TASK STATEMENT: The reply should reproduce every line of the data below word for word, minus any images.
++++++++++++++++++++
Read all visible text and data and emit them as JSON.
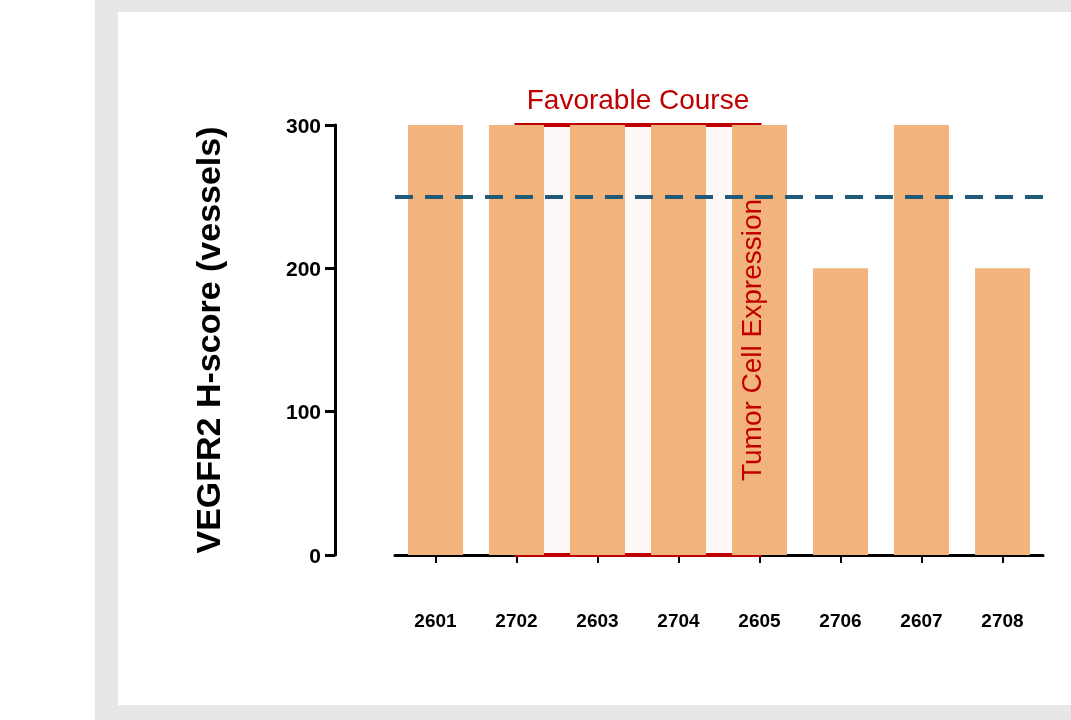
{
  "chart_data": {
    "type": "bar",
    "ylabel": "VEGFR2 H-score (vessels)",
    "categories": [
      "2601",
      "2702",
      "2603",
      "2704",
      "2605",
      "2706",
      "2607",
      "2708"
    ],
    "values": [
      300,
      300,
      300,
      300,
      300,
      200,
      300,
      200
    ],
    "color": "#f2b47c",
    "ylim": [
      0,
      300
    ],
    "yticks": [
      0,
      100,
      200,
      300
    ],
    "grid": false,
    "ref_lines": [
      {
        "axis": "y",
        "value": 250,
        "color": "#1f5a78",
        "line_style": "dashed"
      }
    ],
    "bands": [
      {
        "axis": "x",
        "from": "2702",
        "to": "2605",
        "label": "Favorable Course",
        "color": "#c00000"
      }
    ],
    "annotations": [
      {
        "text": "Tumor Cell Expression",
        "x": "2605",
        "y": 150
      }
    ]
  }
}
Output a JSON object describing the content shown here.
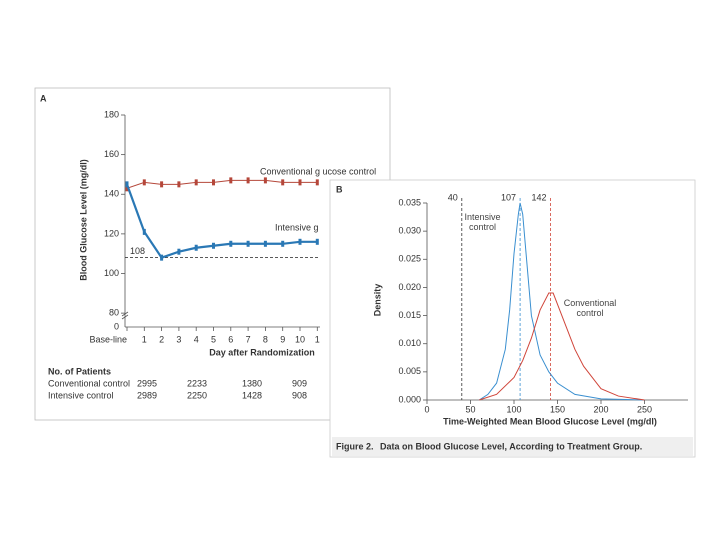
{
  "chart_data": [
    {
      "type": "line",
      "label": "A",
      "ylabel": "Blood Glucose Level (mg/dl)",
      "xlabel": "Day after Randomization",
      "categories": [
        "Base-line",
        "1",
        "2",
        "3",
        "4",
        "5",
        "6",
        "7",
        "8",
        "9",
        "10",
        "1"
      ],
      "series": [
        {
          "name": "Conventional g ucose control",
          "color": "#b5473a",
          "values": [
            143,
            146,
            145,
            145,
            146,
            146,
            147,
            147,
            147,
            146,
            146,
            146
          ]
        },
        {
          "name": "Intensive g",
          "color": "#2a78b5",
          "values": [
            145,
            121,
            108,
            111,
            113,
            114,
            115,
            115,
            115,
            115,
            116,
            116
          ]
        }
      ],
      "ylim": [
        73,
        180
      ],
      "yticks": [
        80,
        100,
        120,
        140,
        160,
        180
      ],
      "y_break_label": 0,
      "reference_line": {
        "value": 108
      }
    },
    {
      "type": "line",
      "label": "B",
      "ylabel": "Density",
      "xlabel": "Time-Weighted Mean Blood Glucose Level (mg/dl)",
      "series": [
        {
          "name": "Intensive control",
          "color": "#3a8fd0",
          "x": [
            60,
            70,
            80,
            90,
            95,
            100,
            105,
            107,
            110,
            115,
            120,
            130,
            140,
            150,
            170,
            200,
            250
          ],
          "values": [
            0,
            0.001,
            0.003,
            0.009,
            0.016,
            0.026,
            0.033,
            0.035,
            0.033,
            0.024,
            0.015,
            0.008,
            0.005,
            0.003,
            0.001,
            0.0002,
            0
          ]
        },
        {
          "name": "Conventional control",
          "color": "#d0453a",
          "x": [
            60,
            80,
            100,
            110,
            120,
            130,
            140,
            145,
            150,
            160,
            170,
            180,
            200,
            220,
            250
          ],
          "values": [
            0,
            0.001,
            0.004,
            0.007,
            0.011,
            0.016,
            0.019,
            0.019,
            0.017,
            0.013,
            0.009,
            0.006,
            0.002,
            0.0007,
            0
          ]
        }
      ],
      "xlim": [
        0,
        300
      ],
      "xticks": [
        0,
        50,
        100,
        150,
        200,
        250
      ],
      "ylim": [
        0,
        0.035
      ],
      "yticks": [
        {
          "value": 0,
          "label": "0.000"
        },
        0.005,
        {
          "value": 0.01,
          "label": "0.010"
        },
        0.015,
        {
          "value": 0.02,
          "label": "0.020"
        },
        0.025,
        {
          "value": 0.03,
          "label": "0.030"
        },
        0.035
      ],
      "reference_lines": [
        {
          "value": 40,
          "color": "#333333"
        },
        {
          "value": 107,
          "color": "#3a8fd0"
        },
        {
          "value": 142,
          "color": "#d0453a"
        }
      ]
    }
  ],
  "patients_table": {
    "title": "No. of Patients",
    "rows": [
      [
        "Conventional control",
        2995,
        2233,
        1380,
        909
      ],
      [
        "Intensive control",
        2989,
        2250,
        1428,
        908
      ]
    ]
  },
  "caption": {
    "label": "Figure 2.",
    "text": "Data on Blood Glucose Level, According to Treatment Group."
  }
}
++++++++++++++++++++
TASK SOLUTION:
Read all visible text and data and emit them as JSON.
{
  "chart_data": {
    "type": "bar",
    "ylabel": "VEGFR2 H-score (vessels)",
    "categories": [
      "2601",
      "2702",
      "2603",
      "2704",
      "2605",
      "2706",
      "2607",
      "2708"
    ],
    "values": [
      300,
      300,
      300,
      300,
      300,
      200,
      300,
      200
    ],
    "color": "#f2b47c",
    "ylim": [
      0,
      300
    ],
    "yticks": [
      0,
      100,
      200,
      300
    ],
    "grid": false,
    "ref_lines": [
      {
        "axis": "y",
        "value": 250,
        "color": "#1f5a78",
        "line_style": "dashed"
      }
    ],
    "bands": [
      {
        "axis": "x",
        "from": "2702",
        "to": "2605",
        "label": "Favorable Course",
        "color": "#c00000"
      }
    ],
    "annotations": [
      {
        "text": "Tumor Cell Expression",
        "x": "2605",
        "y": 150
      }
    ]
  }
}
Output a JSON object describing the content shown here.
{
  "chart_data": [
    {
      "type": "line",
      "label": "A",
      "ylabel": "Blood Glucose Level (mg/dl)",
      "xlabel": "Day after Randomization",
      "categories": [
        "Base-line",
        "1",
        "2",
        "3",
        "4",
        "5",
        "6",
        "7",
        "8",
        "9",
        "10",
        "1"
      ],
      "series": [
        {
          "name": "Conventional g ucose control",
          "color": "#b5473a",
          "values": [
            143,
            146,
            145,
            145,
            146,
            146,
            147,
            147,
            147,
            146,
            146,
            146
          ]
        },
        {
          "name": "Intensive g",
          "color": "#2a78b5",
          "values": [
            145,
            121,
            108,
            111,
            113,
            114,
            115,
            115,
            115,
            115,
            116,
            116
          ]
        }
      ],
      "ylim": [
        73,
        180
      ],
      "yticks": [
        80,
        100,
        120,
        140,
        160,
        180
      ],
      "y_break_label": 0,
      "reference_line": {
        "value": 108
      }
    },
    {
      "type": "line",
      "label": "B",
      "ylabel": "Density",
      "xlabel": "Time-Weighted Mean Blood Glucose Level (mg/dl)",
      "series": [
        {
          "name": "Intensive control",
          "color": "#3a8fd0",
          "x": [
            60,
            70,
            80,
            90,
            95,
            100,
            105,
            107,
            110,
            115,
            120,
            130,
            140,
            150,
            170,
            200,
            250
          ],
          "values": [
            0,
            0.001,
            0.003,
            0.009,
            0.016,
            0.026,
            0.033,
            0.035,
            0.033,
            0.024,
            0.015,
            0.008,
            0.005,
            0.003,
            0.001,
            0.0002,
            0
          ]
        },
        {
          "name": "Conventional control",
          "color": "#d0453a",
          "x": [
            60,
            80,
            100,
            110,
            120,
            130,
            140,
            145,
            150,
            160,
            170,
            180,
            200,
            220,
            250
          ],
          "values": [
            0,
            0.001,
            0.004,
            0.007,
            0.011,
            0.016,
            0.019,
            0.019,
            0.017,
            0.013,
            0.009,
            0.006,
            0.002,
            0.0007,
            0
          ]
        }
      ],
      "xlim": [
        0,
        300
      ],
      "xticks": [
        0,
        50,
        100,
        150,
        200,
        250
      ],
      "ylim": [
        0,
        0.035
      ],
      "yticks": [
        {
          "value": 0,
          "label": "0.000"
        },
        0.005,
        {
          "value": 0.01,
          "label": "0.010"
        },
        0.015,
        {
          "value": 0.02,
          "label": "0.020"
        },
        0.025,
        {
          "value": 0.03,
          "label": "0.030"
        },
        0.035
      ],
      "reference_lines": [
        {
          "value": 40,
          "color": "#333333"
        },
        {
          "value": 107,
          "color": "#3a8fd0"
        },
        {
          "value": 142,
          "color": "#d0453a"
        }
      ]
    }
  ],
  "patients_table": {
    "title": "No. of Patients",
    "rows": [
      [
        "Conventional control",
        2995,
        2233,
        1380,
        909
      ],
      [
        "Intensive control",
        2989,
        2250,
        1428,
        908
      ]
    ]
  },
  "caption": {
    "label": "Figure 2.",
    "text": "Data on Blood Glucose Level, According to Treatment Group."
  }
}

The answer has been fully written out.